[Recorded data]
-----

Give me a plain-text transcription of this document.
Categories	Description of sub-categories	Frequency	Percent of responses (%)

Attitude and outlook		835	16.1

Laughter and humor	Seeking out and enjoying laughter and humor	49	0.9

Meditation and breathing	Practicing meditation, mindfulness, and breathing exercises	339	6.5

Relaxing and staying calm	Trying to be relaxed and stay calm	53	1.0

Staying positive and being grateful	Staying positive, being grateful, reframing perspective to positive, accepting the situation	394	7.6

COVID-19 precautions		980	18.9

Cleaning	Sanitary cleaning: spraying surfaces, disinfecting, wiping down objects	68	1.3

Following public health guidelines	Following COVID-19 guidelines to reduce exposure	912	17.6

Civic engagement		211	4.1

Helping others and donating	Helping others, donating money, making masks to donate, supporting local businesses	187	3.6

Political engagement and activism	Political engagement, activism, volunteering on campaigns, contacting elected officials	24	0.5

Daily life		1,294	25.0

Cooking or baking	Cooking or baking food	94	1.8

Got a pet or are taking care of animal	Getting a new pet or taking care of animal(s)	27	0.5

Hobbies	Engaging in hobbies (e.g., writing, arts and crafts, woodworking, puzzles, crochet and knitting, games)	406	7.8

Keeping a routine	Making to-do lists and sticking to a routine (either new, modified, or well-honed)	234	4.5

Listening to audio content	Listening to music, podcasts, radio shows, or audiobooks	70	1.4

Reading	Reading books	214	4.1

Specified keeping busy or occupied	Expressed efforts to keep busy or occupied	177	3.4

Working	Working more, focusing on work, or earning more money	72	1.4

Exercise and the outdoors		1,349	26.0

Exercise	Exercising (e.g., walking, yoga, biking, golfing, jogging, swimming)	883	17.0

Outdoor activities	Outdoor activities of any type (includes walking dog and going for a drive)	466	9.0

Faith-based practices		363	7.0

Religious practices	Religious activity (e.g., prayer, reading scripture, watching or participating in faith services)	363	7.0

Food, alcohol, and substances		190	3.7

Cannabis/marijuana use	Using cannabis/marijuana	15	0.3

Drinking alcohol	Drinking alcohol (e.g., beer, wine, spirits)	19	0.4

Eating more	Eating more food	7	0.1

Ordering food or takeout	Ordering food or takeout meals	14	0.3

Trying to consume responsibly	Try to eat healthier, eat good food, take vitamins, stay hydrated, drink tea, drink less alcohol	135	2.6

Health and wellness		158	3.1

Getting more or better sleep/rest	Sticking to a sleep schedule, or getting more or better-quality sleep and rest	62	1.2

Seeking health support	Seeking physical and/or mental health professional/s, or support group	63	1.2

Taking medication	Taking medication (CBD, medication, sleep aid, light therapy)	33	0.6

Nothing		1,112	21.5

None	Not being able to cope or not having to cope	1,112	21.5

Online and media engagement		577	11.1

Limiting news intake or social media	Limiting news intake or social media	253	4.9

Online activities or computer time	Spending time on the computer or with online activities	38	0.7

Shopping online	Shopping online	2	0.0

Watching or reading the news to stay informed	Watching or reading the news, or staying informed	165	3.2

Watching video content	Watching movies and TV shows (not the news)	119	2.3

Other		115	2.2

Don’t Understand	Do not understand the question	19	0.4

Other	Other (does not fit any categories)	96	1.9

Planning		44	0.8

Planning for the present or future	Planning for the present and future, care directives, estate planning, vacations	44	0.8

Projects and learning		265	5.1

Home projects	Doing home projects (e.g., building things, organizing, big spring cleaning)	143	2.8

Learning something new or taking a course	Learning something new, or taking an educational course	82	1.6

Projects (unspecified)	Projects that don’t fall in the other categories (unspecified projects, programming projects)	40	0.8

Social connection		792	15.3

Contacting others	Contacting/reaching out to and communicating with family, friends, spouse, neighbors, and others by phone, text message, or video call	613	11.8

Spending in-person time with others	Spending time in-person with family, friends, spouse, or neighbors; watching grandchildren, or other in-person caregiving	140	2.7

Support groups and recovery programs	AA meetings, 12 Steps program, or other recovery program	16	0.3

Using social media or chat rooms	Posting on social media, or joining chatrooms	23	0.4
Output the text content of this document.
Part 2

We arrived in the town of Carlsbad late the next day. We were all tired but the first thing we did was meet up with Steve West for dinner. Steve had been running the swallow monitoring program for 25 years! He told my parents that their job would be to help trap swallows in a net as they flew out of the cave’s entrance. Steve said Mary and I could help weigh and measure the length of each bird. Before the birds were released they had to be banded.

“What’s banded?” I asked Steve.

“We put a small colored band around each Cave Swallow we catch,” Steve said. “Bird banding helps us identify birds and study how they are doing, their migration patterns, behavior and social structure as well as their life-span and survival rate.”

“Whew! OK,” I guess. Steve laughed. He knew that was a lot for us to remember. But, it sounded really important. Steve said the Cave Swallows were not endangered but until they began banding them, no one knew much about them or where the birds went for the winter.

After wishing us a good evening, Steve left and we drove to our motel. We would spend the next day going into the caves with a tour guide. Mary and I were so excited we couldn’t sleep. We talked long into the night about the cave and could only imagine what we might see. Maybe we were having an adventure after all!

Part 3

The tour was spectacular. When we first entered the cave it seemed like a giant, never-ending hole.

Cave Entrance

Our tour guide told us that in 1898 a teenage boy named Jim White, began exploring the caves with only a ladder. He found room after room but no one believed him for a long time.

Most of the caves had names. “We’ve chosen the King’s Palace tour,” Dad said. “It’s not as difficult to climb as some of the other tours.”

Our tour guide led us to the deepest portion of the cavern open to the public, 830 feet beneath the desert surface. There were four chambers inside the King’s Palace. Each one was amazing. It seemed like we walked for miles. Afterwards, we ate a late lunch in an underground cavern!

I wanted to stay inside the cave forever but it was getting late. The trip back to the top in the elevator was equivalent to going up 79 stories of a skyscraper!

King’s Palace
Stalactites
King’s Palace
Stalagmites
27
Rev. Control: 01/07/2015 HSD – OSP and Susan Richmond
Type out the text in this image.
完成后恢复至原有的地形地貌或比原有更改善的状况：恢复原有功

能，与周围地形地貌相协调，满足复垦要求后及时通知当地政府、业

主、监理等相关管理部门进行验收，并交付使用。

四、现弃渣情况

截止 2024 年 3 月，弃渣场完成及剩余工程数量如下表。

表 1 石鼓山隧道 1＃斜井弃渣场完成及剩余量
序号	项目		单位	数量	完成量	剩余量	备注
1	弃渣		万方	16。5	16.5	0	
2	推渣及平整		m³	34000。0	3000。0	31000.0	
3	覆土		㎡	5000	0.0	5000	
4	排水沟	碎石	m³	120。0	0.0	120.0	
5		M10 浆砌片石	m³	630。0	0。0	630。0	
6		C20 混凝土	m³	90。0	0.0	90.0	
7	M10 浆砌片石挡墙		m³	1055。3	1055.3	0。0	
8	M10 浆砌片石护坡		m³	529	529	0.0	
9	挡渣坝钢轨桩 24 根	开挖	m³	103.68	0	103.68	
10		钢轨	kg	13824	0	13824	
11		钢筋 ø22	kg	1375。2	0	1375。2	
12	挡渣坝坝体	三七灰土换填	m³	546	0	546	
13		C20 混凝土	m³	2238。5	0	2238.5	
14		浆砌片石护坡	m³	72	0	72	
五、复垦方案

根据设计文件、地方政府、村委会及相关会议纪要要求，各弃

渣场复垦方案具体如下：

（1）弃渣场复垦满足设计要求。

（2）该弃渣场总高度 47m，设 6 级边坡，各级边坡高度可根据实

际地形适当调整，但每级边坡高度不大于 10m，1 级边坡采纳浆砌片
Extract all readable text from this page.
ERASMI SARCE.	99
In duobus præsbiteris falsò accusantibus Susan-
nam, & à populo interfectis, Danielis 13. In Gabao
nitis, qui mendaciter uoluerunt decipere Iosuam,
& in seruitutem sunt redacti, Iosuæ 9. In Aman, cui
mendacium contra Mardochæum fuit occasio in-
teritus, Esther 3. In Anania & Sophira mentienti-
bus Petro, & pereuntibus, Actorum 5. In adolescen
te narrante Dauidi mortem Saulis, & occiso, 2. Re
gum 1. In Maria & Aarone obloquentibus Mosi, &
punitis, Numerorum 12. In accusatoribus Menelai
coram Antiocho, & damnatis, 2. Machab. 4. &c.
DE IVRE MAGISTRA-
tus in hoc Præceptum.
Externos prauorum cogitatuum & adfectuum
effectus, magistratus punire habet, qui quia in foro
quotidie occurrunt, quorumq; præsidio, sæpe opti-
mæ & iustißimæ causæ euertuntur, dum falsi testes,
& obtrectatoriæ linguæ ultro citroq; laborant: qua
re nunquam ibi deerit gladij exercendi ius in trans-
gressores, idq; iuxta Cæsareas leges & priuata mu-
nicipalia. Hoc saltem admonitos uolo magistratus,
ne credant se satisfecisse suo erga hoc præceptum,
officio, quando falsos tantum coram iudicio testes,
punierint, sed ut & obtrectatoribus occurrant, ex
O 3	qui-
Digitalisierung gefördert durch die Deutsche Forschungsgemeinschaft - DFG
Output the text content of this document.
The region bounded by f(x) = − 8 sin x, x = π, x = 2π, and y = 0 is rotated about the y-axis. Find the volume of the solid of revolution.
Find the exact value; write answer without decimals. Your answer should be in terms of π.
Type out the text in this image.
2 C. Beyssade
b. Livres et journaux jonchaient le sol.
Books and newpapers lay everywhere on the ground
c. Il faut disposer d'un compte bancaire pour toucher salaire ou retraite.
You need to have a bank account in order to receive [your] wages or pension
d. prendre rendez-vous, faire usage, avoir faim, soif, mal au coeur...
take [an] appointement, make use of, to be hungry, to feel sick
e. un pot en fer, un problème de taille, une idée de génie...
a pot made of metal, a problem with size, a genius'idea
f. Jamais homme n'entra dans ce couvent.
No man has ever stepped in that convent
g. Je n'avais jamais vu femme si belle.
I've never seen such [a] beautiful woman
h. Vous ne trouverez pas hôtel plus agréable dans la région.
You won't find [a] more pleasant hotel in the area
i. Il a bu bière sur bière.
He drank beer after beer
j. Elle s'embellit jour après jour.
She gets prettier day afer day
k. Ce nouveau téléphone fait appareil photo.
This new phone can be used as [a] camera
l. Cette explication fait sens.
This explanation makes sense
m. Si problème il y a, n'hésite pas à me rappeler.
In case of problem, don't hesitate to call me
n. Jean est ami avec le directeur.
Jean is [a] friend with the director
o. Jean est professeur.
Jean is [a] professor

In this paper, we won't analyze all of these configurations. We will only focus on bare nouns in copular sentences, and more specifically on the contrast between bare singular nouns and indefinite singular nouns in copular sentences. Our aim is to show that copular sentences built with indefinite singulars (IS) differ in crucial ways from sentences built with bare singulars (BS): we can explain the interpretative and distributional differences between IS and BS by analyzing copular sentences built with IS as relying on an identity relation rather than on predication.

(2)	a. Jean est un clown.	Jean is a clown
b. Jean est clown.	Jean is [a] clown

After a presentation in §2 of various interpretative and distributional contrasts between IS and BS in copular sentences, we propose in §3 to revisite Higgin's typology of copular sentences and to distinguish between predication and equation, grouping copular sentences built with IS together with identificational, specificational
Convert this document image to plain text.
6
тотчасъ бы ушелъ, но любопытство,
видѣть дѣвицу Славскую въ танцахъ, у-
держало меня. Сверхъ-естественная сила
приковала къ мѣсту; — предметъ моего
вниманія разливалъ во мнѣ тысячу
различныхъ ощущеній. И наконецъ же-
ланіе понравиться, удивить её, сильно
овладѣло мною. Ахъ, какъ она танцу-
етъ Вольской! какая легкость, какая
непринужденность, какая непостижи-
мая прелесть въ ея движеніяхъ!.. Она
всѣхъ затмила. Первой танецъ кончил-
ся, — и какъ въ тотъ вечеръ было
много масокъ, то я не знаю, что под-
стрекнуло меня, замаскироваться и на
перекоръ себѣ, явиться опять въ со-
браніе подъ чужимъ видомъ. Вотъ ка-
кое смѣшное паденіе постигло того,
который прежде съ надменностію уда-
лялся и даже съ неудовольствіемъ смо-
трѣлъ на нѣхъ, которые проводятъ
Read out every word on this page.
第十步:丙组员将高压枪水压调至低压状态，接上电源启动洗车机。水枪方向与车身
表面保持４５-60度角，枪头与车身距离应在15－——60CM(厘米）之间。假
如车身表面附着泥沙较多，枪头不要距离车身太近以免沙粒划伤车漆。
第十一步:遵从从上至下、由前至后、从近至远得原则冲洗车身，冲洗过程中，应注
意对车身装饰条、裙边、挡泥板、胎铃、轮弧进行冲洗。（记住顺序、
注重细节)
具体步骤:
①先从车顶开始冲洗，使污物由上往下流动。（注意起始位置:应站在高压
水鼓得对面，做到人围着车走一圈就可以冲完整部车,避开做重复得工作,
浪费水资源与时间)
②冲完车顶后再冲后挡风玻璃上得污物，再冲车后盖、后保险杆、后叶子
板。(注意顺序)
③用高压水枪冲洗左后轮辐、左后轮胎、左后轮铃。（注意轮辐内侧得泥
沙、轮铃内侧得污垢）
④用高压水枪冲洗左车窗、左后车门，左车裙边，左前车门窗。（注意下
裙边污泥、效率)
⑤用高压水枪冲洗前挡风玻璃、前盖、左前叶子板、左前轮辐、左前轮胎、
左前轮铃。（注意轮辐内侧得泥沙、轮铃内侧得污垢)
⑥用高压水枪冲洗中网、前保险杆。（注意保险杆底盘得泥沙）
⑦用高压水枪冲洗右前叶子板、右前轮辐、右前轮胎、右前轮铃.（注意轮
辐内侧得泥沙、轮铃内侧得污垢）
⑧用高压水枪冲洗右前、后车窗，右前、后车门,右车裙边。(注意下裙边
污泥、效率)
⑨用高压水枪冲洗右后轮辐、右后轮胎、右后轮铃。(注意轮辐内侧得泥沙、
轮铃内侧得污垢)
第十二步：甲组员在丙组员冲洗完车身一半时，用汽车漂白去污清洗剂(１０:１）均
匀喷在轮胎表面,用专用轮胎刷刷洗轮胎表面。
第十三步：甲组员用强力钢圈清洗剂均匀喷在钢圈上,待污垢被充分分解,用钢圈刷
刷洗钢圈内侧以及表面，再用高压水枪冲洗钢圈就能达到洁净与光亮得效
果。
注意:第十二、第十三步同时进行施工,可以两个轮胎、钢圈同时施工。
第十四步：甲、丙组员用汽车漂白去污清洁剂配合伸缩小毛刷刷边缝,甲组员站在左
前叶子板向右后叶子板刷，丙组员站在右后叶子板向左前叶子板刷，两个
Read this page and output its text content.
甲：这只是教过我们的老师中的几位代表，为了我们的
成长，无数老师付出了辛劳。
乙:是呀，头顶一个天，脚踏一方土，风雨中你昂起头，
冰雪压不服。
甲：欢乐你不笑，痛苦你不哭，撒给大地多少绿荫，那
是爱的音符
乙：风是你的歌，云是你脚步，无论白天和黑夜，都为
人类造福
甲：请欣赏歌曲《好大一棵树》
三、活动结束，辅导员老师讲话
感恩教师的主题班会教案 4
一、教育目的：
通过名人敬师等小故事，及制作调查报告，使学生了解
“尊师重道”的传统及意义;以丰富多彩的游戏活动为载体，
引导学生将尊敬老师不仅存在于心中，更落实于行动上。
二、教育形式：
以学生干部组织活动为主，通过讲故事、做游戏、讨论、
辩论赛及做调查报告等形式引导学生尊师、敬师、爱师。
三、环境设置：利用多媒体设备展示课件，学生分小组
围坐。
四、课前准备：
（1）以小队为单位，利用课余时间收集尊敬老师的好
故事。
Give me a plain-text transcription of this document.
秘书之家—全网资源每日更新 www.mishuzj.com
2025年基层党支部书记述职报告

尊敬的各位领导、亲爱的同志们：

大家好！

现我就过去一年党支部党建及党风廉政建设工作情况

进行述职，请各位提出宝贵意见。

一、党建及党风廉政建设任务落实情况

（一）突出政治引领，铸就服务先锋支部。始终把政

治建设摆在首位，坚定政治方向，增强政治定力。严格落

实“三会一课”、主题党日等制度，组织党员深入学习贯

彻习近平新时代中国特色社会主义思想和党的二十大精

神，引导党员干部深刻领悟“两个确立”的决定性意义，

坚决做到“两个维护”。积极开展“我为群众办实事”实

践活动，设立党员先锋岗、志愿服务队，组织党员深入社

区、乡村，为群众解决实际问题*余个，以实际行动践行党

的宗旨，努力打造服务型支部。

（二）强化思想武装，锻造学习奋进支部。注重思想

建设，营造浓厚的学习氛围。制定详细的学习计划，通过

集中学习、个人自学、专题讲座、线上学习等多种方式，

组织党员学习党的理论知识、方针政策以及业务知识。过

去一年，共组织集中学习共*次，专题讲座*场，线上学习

-----

:: What needs to be done ::
Search the entries for the string "clown" and collect each line that has it.

:: Written solution ::
(2)	a. Jean est un clown.	Jean is a clown
b. Jean est clown.	Jean is [a] clown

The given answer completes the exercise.